---------- Document section ----------
Chris Hughes, one of the co-founders of Facebook, has joined his efforts with two anti-trust academics, Scott Hemphill and Tim Wu, to try to explain to the US Federal Trade Commission (FTC), the Justice Department, and state attorneys general why the social network, as well as the firm’s other services, must be broken up, The New York Times reported.
According to presentation materials for the FTC obtained by the newspaper, the trio has tried to push for the implementation of anti-trust laws against the company by arguing that Facebook has been making "serial defensive acquisitions" in recent years to solidify its position on the market. They insist that Facebook has bought out potential rivals in their infancy and then used its monopolist power to spike advertisement prices, while at the same time leaving users with a worse experience.
While it's unclear what role Hughes plays in this anti-trust case after dropping out of the company over a decade ago, it's no secret why the co-founder has turned on his and Mark Zuckerberg's creation. In an op-ed published in May 2019, he argued that Facebook's (and consequently Zuckerberg's) power had become "unprecedented and un-American". To address this, Hughes proposed to break the company up in order to reduce its hold on the market.
Hughes' efforts, aimed at dismantling Facebook in its current form, have sparked discussions on social media, with many applauding his intentions, citing recent revelations about the company's mismanagement of users' private data.
It’s about time— Marc Ebert (@MarcEbert) July 25, 2019
Good news. FB violates privacy intentionally. It’s about time.— Bozo (@bearrae) July 25, 2019
Others, however, laughed off his efforts as merely being the revenge of a "hater".
---------- Supplied entries ----------
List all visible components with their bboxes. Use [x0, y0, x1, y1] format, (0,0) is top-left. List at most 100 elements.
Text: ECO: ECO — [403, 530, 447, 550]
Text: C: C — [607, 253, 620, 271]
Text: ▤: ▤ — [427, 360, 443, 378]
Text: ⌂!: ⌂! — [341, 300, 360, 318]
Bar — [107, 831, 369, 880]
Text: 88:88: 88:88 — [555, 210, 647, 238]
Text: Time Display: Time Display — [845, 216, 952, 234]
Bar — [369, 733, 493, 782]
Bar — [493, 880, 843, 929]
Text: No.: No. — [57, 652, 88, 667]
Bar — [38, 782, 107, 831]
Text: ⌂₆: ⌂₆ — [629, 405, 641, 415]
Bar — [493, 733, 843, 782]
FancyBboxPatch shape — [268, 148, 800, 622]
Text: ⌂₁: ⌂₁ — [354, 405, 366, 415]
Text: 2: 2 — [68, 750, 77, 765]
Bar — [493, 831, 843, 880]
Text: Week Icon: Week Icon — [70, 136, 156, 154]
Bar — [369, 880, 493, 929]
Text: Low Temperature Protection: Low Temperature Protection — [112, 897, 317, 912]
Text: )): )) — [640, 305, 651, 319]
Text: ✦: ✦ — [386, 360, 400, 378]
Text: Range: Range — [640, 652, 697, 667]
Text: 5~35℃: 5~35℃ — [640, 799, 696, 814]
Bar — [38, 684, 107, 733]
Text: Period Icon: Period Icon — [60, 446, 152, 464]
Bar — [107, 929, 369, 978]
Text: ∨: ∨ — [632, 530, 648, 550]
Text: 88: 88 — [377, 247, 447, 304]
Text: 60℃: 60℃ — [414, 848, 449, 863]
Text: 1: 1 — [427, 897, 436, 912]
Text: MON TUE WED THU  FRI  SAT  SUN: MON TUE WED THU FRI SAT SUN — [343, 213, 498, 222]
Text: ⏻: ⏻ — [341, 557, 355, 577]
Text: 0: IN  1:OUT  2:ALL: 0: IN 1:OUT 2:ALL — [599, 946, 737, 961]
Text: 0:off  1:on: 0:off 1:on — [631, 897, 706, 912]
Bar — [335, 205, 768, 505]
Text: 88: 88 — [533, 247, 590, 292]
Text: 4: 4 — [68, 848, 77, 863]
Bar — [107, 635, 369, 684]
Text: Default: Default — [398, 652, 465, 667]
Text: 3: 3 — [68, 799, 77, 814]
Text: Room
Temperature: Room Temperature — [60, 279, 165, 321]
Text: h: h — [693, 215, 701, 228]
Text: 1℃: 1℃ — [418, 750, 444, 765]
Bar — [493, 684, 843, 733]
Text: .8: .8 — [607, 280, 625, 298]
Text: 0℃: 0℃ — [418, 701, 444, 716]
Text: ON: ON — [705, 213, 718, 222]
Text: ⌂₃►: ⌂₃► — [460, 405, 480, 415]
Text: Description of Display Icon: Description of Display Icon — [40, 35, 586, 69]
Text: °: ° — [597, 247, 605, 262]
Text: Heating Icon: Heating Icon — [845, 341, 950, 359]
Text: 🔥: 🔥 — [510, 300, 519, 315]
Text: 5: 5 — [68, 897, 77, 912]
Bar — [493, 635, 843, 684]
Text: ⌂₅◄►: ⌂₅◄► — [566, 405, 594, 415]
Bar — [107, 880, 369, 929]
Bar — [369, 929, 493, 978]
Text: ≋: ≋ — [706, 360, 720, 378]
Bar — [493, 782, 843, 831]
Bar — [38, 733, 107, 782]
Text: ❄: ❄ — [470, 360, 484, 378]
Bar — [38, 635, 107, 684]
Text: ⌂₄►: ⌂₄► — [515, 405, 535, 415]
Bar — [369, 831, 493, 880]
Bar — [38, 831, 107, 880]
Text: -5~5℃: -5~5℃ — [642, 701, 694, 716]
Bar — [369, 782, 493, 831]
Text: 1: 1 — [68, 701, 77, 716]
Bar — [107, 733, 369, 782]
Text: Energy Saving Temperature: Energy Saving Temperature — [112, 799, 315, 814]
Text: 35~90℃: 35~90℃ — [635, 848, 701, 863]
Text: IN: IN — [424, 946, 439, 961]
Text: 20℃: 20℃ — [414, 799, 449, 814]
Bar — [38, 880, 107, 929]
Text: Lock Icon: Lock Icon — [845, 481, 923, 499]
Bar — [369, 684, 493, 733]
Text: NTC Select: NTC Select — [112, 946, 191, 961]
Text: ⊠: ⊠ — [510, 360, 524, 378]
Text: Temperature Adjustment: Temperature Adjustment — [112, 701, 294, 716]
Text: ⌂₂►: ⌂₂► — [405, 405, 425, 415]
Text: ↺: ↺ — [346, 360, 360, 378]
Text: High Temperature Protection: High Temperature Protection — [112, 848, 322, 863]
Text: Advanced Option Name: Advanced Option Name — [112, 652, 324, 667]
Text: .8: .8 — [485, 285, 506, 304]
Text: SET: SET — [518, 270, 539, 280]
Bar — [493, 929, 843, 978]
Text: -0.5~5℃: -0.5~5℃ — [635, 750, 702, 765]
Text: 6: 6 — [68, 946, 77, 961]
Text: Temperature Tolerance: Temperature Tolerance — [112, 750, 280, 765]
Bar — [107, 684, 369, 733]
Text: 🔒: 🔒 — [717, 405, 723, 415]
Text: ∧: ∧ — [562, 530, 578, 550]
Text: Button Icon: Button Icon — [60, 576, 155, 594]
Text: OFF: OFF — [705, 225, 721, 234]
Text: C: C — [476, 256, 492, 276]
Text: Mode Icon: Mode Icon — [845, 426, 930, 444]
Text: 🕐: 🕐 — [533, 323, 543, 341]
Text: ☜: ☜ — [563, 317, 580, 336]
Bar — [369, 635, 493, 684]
----------
Exercises to complete:
1/ Answer these questions using the article on breaking up Facebook:
(a) Which two anti-trust academics joined Chris Hughes in this effort?
(b) In what month and year did Hughes publish the op-ed calling Facebook's power "unprecedented and un-American"?
(c) As what did some people laugh off his efforts?
2/ Print the stretch of the Facebook article from "While it's unclear" through "hold on the market.".

Solutions to the tasks:
1/
(a) Scott Hemphill and Tim Wu
(b) May 2019
(c) As merely the revenge of a "hater"

2/
While it's unclear what role Hughes plays in this anti-trust case after dropping out of the company over a decade ago, it's no secret why the co-founder has turned on his and Mark Zuckerberg's creation. In an op-ed published in May 2019, he argued that Facebook's (and consequently Zuckerberg's) power had become "unprecedented and un-American". To address this, Hughes proposed to break the company up in order to reduce its hold on the market.